**WHAT THE EXERCISE ASKS**
Leave out the pictures and reproduce all of the data exactly.

**INPUT ROWS**
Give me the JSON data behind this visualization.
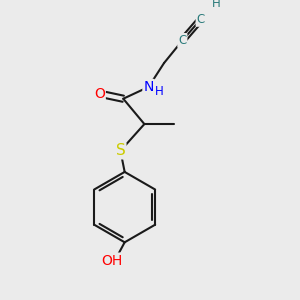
{
  "bg_color": "#ebebeb",
  "bond_color": "#1a1a1a",
  "bond_width": 1.5,
  "atom_colors": {
    "O": "#ff0000",
    "N": "#0000ff",
    "S": "#cccc00",
    "C": "#2a7a7a",
    "H": "#2a7a7a"
  },
  "font_size_main": 10,
  "font_size_small": 8.5
}
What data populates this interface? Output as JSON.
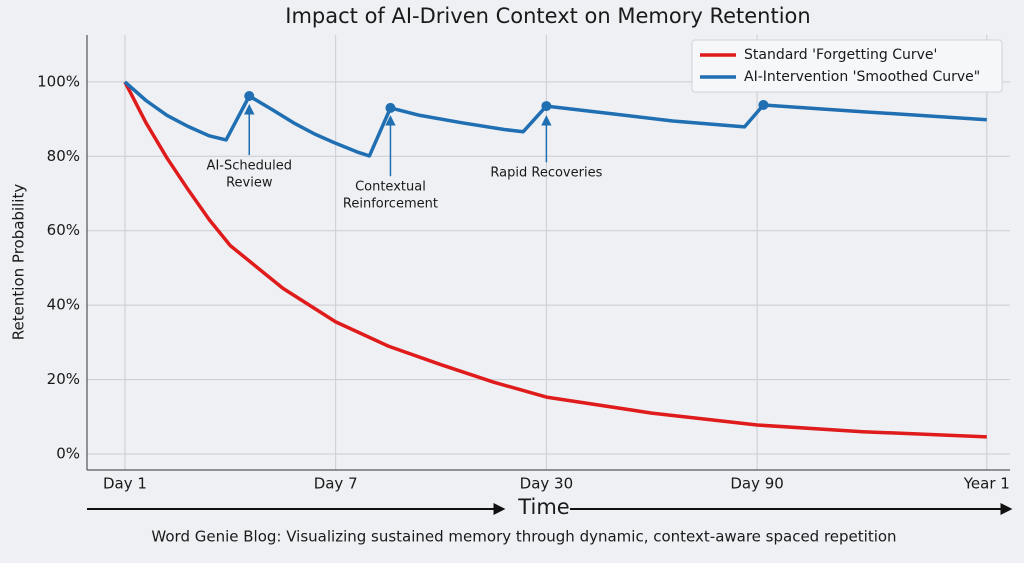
{
  "chart_data": {
    "type": "line",
    "title": "Impact of AI-Driven Context on Memory Retention",
    "y_label": "Retention Probability",
    "x_label": "Time",
    "caption": "Word Genie Blog: Visualizing sustained memory through dynamic, context-aware spaced repetition",
    "xlim": [
      -0.18,
      4.2
    ],
    "xticks": [
      {
        "value": 0,
        "label": "Day 1"
      },
      {
        "value": 1,
        "label": "Day 7"
      },
      {
        "value": 2,
        "label": "Day 30"
      },
      {
        "value": 3,
        "label": "Day 90"
      },
      {
        "value": 4.09,
        "label": "Year 1"
      }
    ],
    "ylim": [
      -4.3,
      112.6
    ],
    "yticks": [
      {
        "value": 0,
        "label": "0%"
      },
      {
        "value": 20,
        "label": "20%"
      },
      {
        "value": 40,
        "label": "40%"
      },
      {
        "value": 60,
        "label": "60%"
      },
      {
        "value": 80,
        "label": "80%"
      },
      {
        "value": 100,
        "label": "100%"
      }
    ],
    "grid": true,
    "legend": "upper right",
    "series": [
      {
        "name": "Standard 'Forgetting Curve'",
        "color": "#e01b1b",
        "x": [
          0,
          0.1,
          0.2,
          0.3,
          0.4,
          0.5,
          0.75,
          1,
          1.25,
          1.5,
          1.75,
          2,
          2.5,
          3,
          3.5,
          4.09
        ],
        "values": [
          100,
          89,
          79.5,
          71,
          63,
          56,
          44.5,
          35.5,
          29,
          24,
          19.3,
          15.3,
          11,
          7.8,
          6,
          4.6
        ]
      },
      {
        "name": "AI-Intervention 'Smoothed Curve\"",
        "color": "#1f6fb2",
        "x": [
          0,
          0.1,
          0.2,
          0.3,
          0.4,
          0.48,
          0.59,
          0.7,
          0.8,
          0.9,
          1.0,
          1.1,
          1.16,
          1.26,
          1.4,
          1.6,
          1.8,
          1.89,
          2.0,
          2.3,
          2.6,
          2.94,
          3.03,
          3.5,
          4.09
        ],
        "values": [
          100,
          95,
          91,
          88,
          85.5,
          84.4,
          96.2,
          92.5,
          89,
          86,
          83.5,
          81.2,
          80.1,
          93,
          91,
          89,
          87.2,
          86.6,
          93.5,
          91.5,
          89.5,
          87.9,
          93.8,
          92,
          89.8
        ]
      }
    ],
    "peaks": {
      "x": [
        0.59,
        1.26,
        2.0,
        3.03
      ],
      "values": [
        96.2,
        93,
        93.5,
        93.8
      ]
    },
    "annotations": [
      {
        "text": [
          "AI-Scheduled",
          "Review"
        ],
        "x": 0.59,
        "y": 93.5
      },
      {
        "text": [
          "Contextual",
          "Reinforcement"
        ],
        "x": 1.26,
        "y": 90.5
      },
      {
        "text": [
          "Rapid Recoveries"
        ],
        "x": 2.0,
        "y": 90.5
      }
    ]
  }
}
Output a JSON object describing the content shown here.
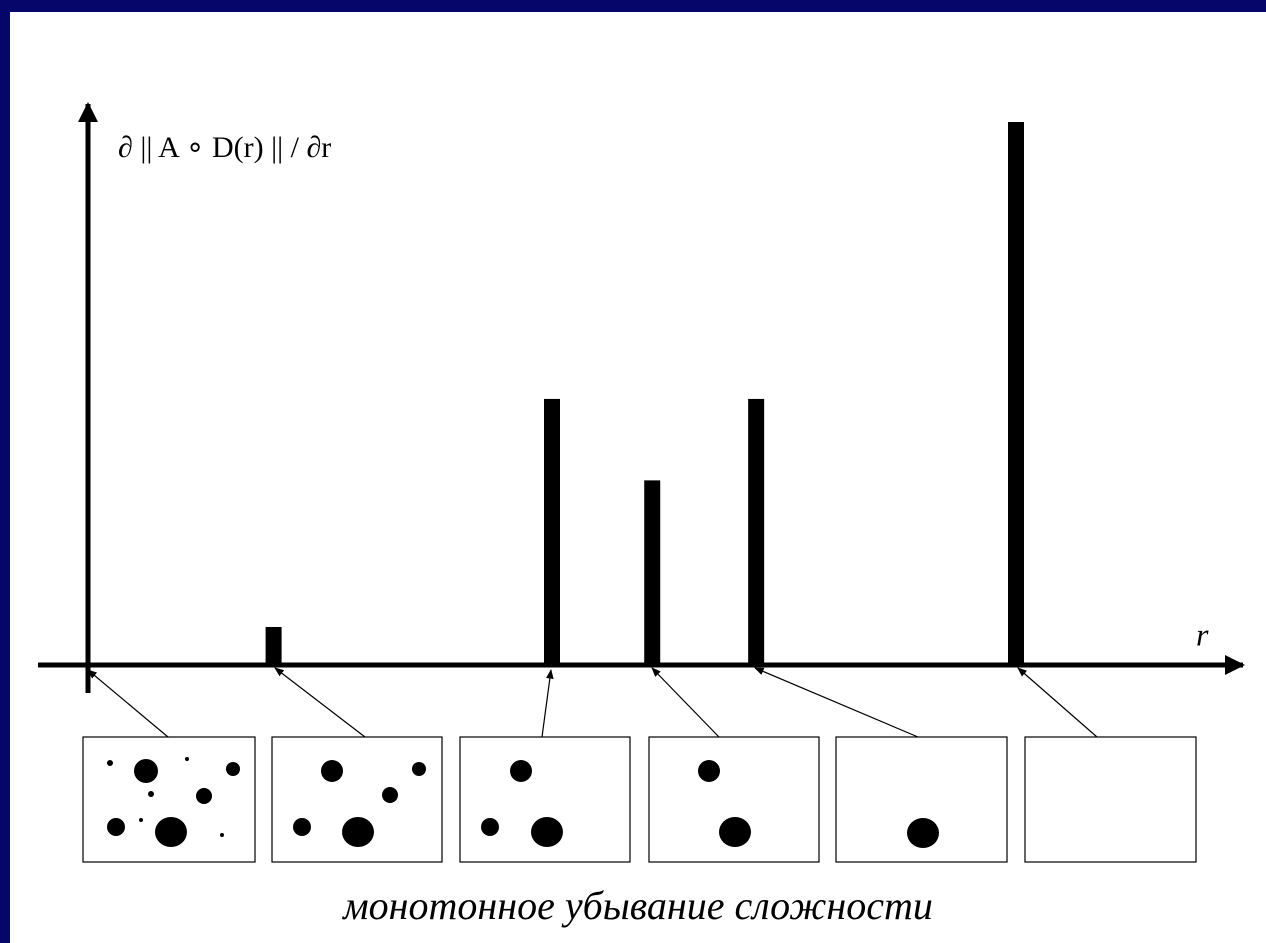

**SOLUTION FOR THIS TASK**
Give me the JSON data behind this visualization.
{
  "bg_color": "#ebebeb",
  "bond_color": "#1a1a1a",
  "bond_width": 1.5,
  "atom_colors": {
    "O": "#ff0000",
    "N": "#0000ff",
    "S": "#cccc00",
    "C": "#2a7a7a",
    "H": "#2a7a7a"
  },
  "font_size_main": 10,
  "font_size_small": 8.5
}
What data populates this interface? Output as JSON.
{
  "chart_data": {
    "type": "line",
    "title": "Impact of AI-Driven Context on Memory Retention",
    "y_label": "Retention Probability",
    "x_label": "Time",
    "caption": "Word Genie Blog: Visualizing sustained memory through dynamic, context-aware spaced repetition",
    "xlim": [
      -0.18,
      4.2
    ],
    "xticks": [
      {
        "value": 0,
        "label": "Day 1"
      },
      {
        "value": 1,
        "label": "Day 7"
      },
      {
        "value": 2,
        "label": "Day 30"
      },
      {
        "value": 3,
        "label": "Day 90"
      },
      {
        "value": 4.09,
        "label": "Year 1"
      }
    ],
    "ylim": [
      -4.3,
      112.6
    ],
    "yticks": [
      {
        "value": 0,
        "label": "0%"
      },
      {
        "value": 20,
        "label": "20%"
      },
      {
        "value": 40,
        "label": "40%"
      },
      {
        "value": 60,
        "label": "60%"
      },
      {
        "value": 80,
        "label": "80%"
      },
      {
        "value": 100,
        "label": "100%"
      }
    ],
    "grid": true,
    "legend": "upper right",
    "series": [
      {
        "name": "Standard 'Forgetting Curve'",
        "color": "#e01b1b",
        "x": [
          0,
          0.1,
          0.2,
          0.3,
          0.4,
          0.5,
          0.75,
          1,
          1.25,
          1.5,
          1.75,
          2,
          2.5,
          3,
          3.5,
          4.09
        ],
        "values": [
          100,
          89,
          79.5,
          71,
          63,
          56,
          44.5,
          35.5,
          29,
          24,
          19.3,
          15.3,
          11,
          7.8,
          6,
          4.6
        ]
      },
      {
        "name": "AI-Intervention 'Smoothed Curve\"",
        "color": "#1f6fb2",
        "x": [
          0,
          0.1,
          0.2,
          0.3,
          0.4,
          0.48,
          0.59,
          0.7,
          0.8,
          0.9,
          1.0,
          1.1,
          1.16,
          1.26,
          1.4,
          1.6,
          1.8,
          1.89,
          2.0,
          2.3,
          2.6,
          2.94,
          3.03,
          3.5,
          4.09
        ],
        "values": [
          100,
          95,
          91,
          88,
          85.5,
          84.4,
          96.2,
          92.5,
          89,
          86,
          83.5,
          81.2,
          80.1,
          93,
          91,
          89,
          87.2,
          86.6,
          93.5,
          91.5,
          89.5,
          87.9,
          93.8,
          92,
          89.8
        ]
      }
    ],
    "peaks": {
      "x": [
        0.59,
        1.26,
        2.0,
        3.03
      ],
      "values": [
        96.2,
        93,
        93.5,
        93.8
      ]
    },
    "annotations": [
      {
        "text": [
          "AI-Scheduled",
          "Review"
        ],
        "x": 0.59,
        "y": 93.5
      },
      {
        "text": [
          "Contextual",
          "Reinforcement"
        ],
        "x": 1.26,
        "y": 90.5
      },
      {
        "text": [
          "Rapid Recoveries"
        ],
        "x": 2.0,
        "y": 90.5
      }
    ]
  }
}
Output a JSON object describing the content shown here.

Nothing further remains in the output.